GOALS =
1) From the forum post about controllers and generative models, give again everything from "(I do not have" down to "can do MPC.".
2) List every passage that the forum post about controllers and generative models encloses in parentheses.
3) Please go on with the forum post about controllers and generative models, starting after its last sentence.

QUOTED PASSAGE =

(Stumbled across this old thread, let me know if you’ve learned anything since then.)
(I do not have professional knowledge of control engineering.)
You cited the claim “a controller benefits from a model of the item it controls”, and then you wrote “The third reference…contains no claim that a model is an essential part of a control system”. Those are different, right?
For my part, I don’t think it’s essential. I do think it’s helpful. Incidentally, I note that you can find other places where Graziano has made the stronger claim that it’s essential, and when he does make that claim, I think Graziano is wrong.
Why do I think it’s helpful? Well, if you have a generative model, you can do MPC.
Then maybe you’ll respond: Fine, if I don’t have a generative model, I’ll just do something else instead, it’s not like MPC is the only game in town.
But a nice thing about MPC is that you can update a generative model from self-supervised (predictive) learning (unlike a policy). I.e., when you make a wrong prediction, you get high-dimensional data about what you should have predicted instead, and thus how to improve the model. (You get a full error gradient “for free” with each query.) And you can use off-policy observations to update the model. And you can have a ridiculously complicated open-ended space for what the generative model might look like, and still converge on a good model fast because of the rich data from self-supervised learning.
Those kinds of considerations make me think that putting a generative model inside the controller is at least plausibly helpful.
You cited the claim “a controller benefits from a model of the item it controls”, and then you wrote “The third reference…contains no claim that a model is an essential part of a control system”. Those are different, right?

SUPPLIED INFORMATION =
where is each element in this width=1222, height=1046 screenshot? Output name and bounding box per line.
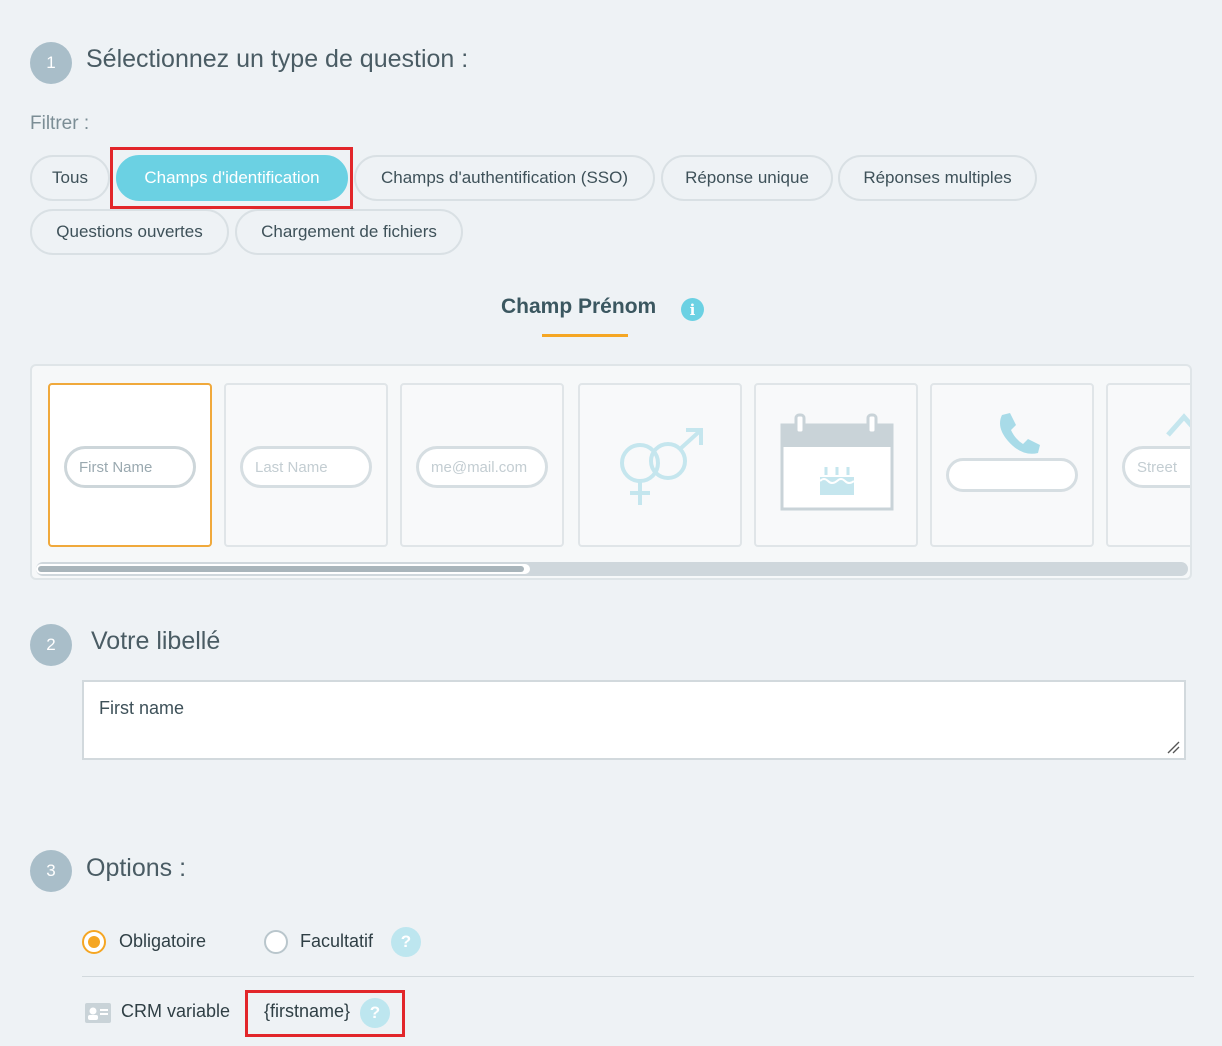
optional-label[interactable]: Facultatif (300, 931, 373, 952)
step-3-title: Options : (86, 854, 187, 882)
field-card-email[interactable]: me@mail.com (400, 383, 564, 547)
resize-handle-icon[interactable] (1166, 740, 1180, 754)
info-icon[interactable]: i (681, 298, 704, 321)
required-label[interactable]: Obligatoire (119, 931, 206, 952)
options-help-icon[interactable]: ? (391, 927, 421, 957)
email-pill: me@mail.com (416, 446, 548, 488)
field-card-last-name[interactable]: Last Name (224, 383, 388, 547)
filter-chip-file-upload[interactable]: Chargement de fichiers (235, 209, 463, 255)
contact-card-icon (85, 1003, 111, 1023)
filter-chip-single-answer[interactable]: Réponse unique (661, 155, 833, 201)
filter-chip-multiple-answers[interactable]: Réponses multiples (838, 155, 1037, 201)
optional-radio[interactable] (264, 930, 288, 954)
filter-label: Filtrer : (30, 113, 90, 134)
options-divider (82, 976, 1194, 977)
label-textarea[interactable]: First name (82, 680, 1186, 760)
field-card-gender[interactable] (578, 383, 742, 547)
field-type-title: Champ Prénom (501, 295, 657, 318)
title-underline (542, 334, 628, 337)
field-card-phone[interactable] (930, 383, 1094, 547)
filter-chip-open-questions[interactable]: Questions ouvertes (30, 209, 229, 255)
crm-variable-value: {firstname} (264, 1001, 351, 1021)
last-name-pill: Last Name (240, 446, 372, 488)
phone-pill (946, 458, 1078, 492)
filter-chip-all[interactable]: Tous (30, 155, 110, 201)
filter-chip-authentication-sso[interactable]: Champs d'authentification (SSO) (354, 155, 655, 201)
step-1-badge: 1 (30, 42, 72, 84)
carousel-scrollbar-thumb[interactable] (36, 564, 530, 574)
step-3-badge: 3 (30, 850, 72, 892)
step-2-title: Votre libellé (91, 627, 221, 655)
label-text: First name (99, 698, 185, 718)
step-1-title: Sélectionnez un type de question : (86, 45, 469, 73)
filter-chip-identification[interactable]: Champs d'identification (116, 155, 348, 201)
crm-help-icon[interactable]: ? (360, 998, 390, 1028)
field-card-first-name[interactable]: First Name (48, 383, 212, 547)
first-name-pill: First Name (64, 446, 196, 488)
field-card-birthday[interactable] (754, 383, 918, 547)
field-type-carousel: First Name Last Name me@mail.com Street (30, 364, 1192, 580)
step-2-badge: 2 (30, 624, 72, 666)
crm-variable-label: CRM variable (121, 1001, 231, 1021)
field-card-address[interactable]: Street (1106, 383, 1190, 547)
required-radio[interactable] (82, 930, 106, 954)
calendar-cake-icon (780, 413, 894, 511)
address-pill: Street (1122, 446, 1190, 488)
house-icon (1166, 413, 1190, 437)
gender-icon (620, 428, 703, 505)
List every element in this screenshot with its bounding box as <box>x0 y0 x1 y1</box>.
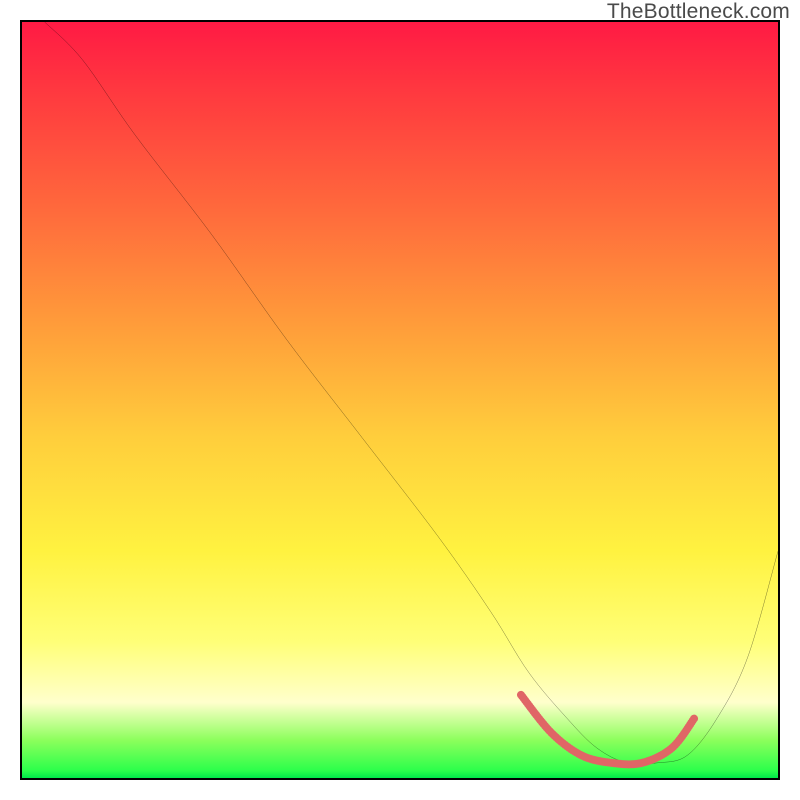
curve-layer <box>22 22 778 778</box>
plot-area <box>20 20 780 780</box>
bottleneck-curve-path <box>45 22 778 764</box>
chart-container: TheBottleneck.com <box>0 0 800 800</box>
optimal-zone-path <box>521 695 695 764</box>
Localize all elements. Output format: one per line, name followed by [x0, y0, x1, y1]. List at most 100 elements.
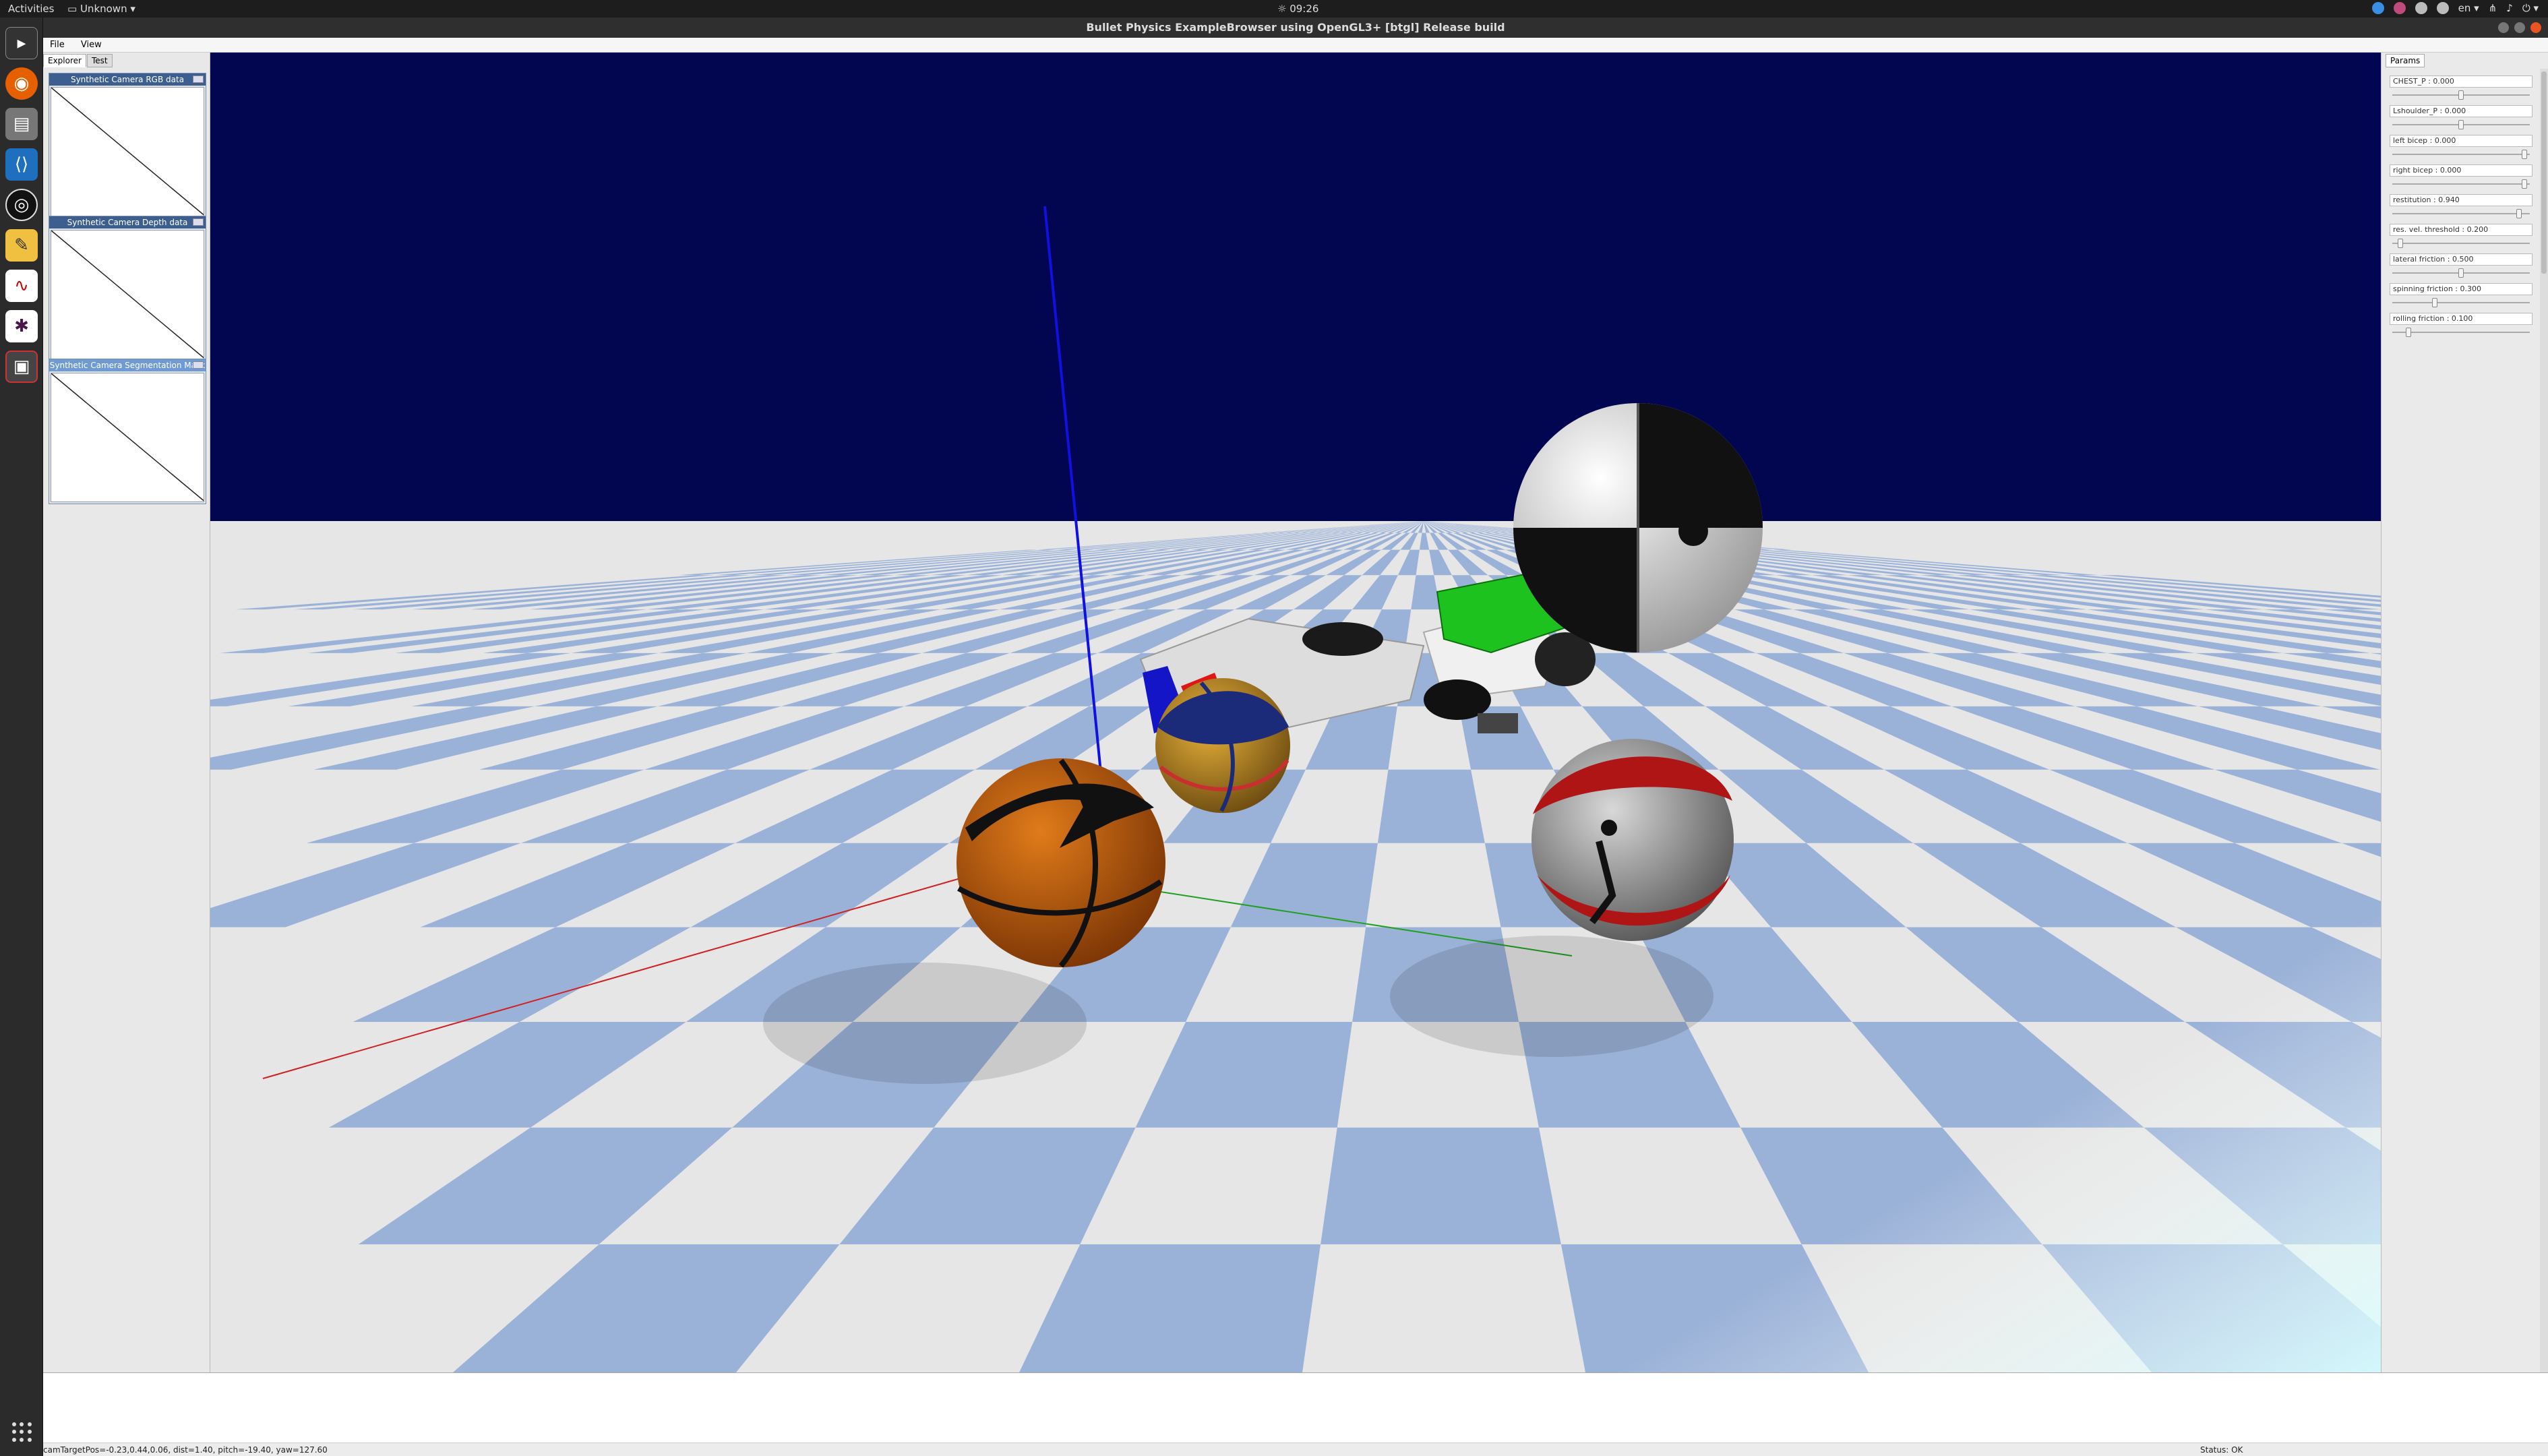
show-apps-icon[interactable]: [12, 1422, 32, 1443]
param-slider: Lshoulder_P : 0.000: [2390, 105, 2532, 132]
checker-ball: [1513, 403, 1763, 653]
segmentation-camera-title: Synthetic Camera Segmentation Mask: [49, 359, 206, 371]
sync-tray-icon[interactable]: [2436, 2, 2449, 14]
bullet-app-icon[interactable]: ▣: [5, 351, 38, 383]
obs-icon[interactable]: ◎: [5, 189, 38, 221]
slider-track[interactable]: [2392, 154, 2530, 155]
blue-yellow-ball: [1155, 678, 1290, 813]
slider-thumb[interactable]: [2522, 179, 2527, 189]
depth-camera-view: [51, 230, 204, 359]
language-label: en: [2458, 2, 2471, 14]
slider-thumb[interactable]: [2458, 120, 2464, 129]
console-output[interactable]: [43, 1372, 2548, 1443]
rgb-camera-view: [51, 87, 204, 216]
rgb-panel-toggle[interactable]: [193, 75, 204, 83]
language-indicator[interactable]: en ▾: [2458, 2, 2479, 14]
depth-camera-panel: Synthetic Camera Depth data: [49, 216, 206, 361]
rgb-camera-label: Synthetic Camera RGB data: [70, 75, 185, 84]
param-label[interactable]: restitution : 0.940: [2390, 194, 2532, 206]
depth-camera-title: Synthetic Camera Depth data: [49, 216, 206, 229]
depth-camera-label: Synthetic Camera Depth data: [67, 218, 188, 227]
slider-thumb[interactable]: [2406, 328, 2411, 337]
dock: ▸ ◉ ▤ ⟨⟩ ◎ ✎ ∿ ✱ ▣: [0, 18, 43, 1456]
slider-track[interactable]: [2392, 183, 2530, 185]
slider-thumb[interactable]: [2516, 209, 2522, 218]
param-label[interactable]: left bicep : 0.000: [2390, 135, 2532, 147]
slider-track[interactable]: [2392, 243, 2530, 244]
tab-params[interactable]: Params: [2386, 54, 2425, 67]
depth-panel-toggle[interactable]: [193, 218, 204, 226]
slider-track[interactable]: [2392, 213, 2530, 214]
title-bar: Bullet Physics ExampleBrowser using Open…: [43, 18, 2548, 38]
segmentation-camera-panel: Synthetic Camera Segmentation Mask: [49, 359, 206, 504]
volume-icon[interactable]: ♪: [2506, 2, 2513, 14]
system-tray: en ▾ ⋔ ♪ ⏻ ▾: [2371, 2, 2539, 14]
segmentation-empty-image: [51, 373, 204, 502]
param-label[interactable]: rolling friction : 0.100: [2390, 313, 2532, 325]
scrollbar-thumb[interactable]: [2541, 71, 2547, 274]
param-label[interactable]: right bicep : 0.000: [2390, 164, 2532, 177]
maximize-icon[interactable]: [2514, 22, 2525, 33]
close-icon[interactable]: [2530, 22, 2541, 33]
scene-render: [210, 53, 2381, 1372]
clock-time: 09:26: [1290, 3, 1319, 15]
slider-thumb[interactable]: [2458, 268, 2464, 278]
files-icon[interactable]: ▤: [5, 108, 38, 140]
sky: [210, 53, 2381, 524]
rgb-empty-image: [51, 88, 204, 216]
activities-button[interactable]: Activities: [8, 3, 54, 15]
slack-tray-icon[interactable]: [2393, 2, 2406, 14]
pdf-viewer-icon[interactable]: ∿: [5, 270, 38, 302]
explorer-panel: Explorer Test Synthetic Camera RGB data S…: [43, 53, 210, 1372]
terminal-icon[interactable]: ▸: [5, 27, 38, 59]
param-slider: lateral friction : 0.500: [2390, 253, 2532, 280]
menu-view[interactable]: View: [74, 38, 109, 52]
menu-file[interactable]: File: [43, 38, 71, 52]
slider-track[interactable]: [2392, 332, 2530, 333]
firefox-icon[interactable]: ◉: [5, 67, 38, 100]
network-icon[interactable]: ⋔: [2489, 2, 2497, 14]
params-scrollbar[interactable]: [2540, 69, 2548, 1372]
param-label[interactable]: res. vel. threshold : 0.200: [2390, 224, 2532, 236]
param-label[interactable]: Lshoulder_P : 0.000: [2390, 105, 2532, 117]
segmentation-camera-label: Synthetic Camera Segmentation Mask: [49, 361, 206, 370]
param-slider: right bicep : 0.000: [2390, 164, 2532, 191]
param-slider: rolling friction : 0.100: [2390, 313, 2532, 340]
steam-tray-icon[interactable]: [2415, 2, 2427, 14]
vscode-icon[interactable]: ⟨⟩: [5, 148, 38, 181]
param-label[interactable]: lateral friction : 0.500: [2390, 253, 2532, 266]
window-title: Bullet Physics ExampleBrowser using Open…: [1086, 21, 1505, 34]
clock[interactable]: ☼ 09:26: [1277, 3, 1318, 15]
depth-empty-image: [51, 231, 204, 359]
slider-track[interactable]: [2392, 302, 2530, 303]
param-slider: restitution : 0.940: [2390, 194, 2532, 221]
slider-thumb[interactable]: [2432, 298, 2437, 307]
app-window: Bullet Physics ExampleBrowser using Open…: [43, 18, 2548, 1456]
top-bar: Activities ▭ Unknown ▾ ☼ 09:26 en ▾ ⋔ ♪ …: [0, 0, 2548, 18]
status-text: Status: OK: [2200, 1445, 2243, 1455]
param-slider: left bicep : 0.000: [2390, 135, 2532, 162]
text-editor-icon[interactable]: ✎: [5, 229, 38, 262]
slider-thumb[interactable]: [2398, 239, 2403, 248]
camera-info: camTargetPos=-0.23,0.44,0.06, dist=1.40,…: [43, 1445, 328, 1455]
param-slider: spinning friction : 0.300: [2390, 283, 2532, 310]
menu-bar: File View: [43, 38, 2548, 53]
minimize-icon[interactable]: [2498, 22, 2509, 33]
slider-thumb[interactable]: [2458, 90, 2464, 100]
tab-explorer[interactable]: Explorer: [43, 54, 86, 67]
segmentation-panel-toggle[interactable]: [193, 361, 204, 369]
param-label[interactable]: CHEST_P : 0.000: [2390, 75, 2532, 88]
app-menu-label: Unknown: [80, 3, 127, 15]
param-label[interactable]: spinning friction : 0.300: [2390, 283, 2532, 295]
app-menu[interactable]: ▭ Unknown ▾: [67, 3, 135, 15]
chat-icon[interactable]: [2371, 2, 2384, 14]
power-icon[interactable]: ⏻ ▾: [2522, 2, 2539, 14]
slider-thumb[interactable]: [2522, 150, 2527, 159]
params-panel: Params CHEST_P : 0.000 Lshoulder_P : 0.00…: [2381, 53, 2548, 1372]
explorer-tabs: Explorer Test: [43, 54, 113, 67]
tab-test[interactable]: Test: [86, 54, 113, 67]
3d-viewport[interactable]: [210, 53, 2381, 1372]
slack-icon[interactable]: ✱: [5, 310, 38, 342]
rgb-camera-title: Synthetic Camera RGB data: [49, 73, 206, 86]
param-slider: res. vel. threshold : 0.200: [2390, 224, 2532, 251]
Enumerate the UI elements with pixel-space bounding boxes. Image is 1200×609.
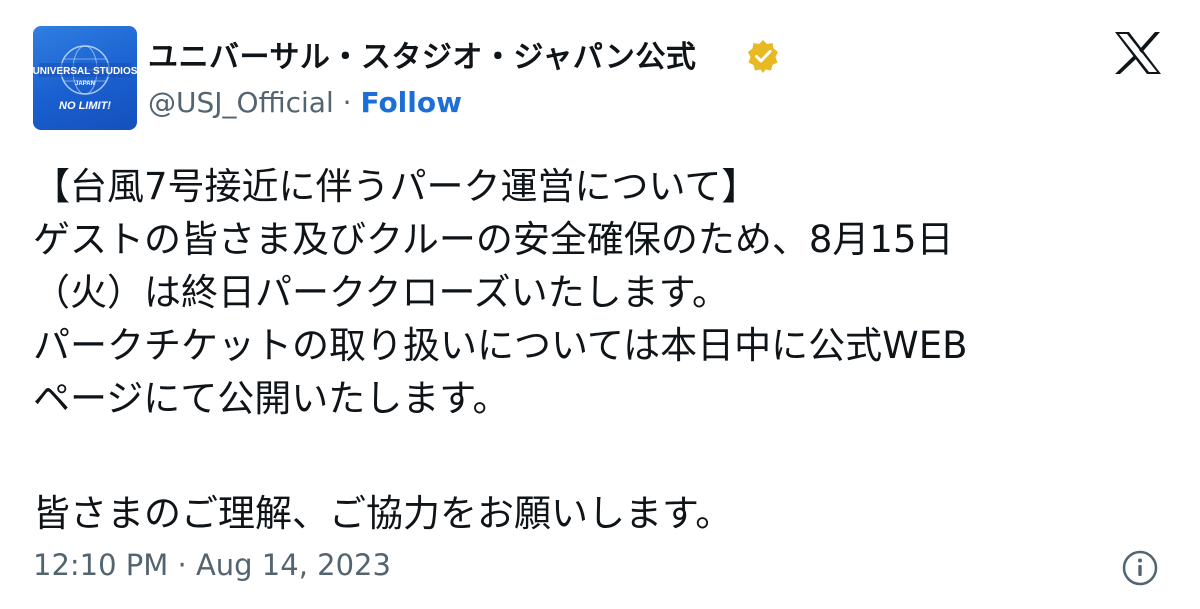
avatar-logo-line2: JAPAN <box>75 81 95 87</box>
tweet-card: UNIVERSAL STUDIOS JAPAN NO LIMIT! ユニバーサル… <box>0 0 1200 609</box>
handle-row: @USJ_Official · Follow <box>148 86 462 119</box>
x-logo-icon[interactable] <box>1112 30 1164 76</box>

OUTPUTS IN ORDER =
1)
(I do not have professional knowledge of control engineering.)
You cited the claim “a controller benefits from a model of the item it controls”, and then you wrote “The third reference…contains no claim that a model is an essential part of a control system”. Those are different, right?
For my part, I don’t think it’s essential. I do think it’s helpful. Incidentally, I note that you can find other places where Graziano has made the stronger claim that it’s essential, and when he does make that claim, I think Graziano is wrong.
Why do I think it’s helpful? Well, if you have a generative model, you can do MPC.

2)
- Stumbled across this old thread, let me know if you’ve learned anything since then.
- I do not have professional knowledge of control engineering.
- predictive
- unlike a policy
- You get a full error gradient “for free” with each query.

3)
The cited claim was additionally that benefitting from a model is “a fundamental principle of control engineering”, and Graziano places no limitation on what sort of controller he was referring to. I don’t think there’s a substantial gap between that and my “essential”.
Model the physics of how a room warms and cools, and that may tell you where the best place to site the thermostat is, and how powerful a heat source you need, but I do not know any way in which the thermostat might control better by itself containing any model.
I remarked on a problem with learning a model of the plant being controlled in another comment: because the controller is controlling the plant, the full dynamics of the plant alone cannot be observed. I don’t know the current state of theory and practice on this issue.
So, yes, you can design a controller to contain a model, but my claim is that it is not so fundamental an idea.
Graziano (as far as appears from the extract, and I do not feel motivated to consult the full paper) uses it to justify the idea that we model our own minds and other people’s, something which seems clear from our own experience without depending on control theory.
I’m definitely not defending Graziano, as mentioned.
I do not know any way in which the thermostat might control better by itself containing any model
Let’s say our thermostat had a giant supercomputer cluster and a 1-frame-per-minute camera inside it.
We use self-supervised learning to learn a mapping:
(temperature history (including now), heater setting history (including now), video history (including now)) ↦ (next temperature, next video frame).
This mapping is our generative model, right? And it could grow very sophisticated. Like it could learn that when cocktail glasses appear in the camera frame, then a party is going to start soon, and the people are going to heat up the room in the near future, so we should keep the room on the cooler side right now to compensate.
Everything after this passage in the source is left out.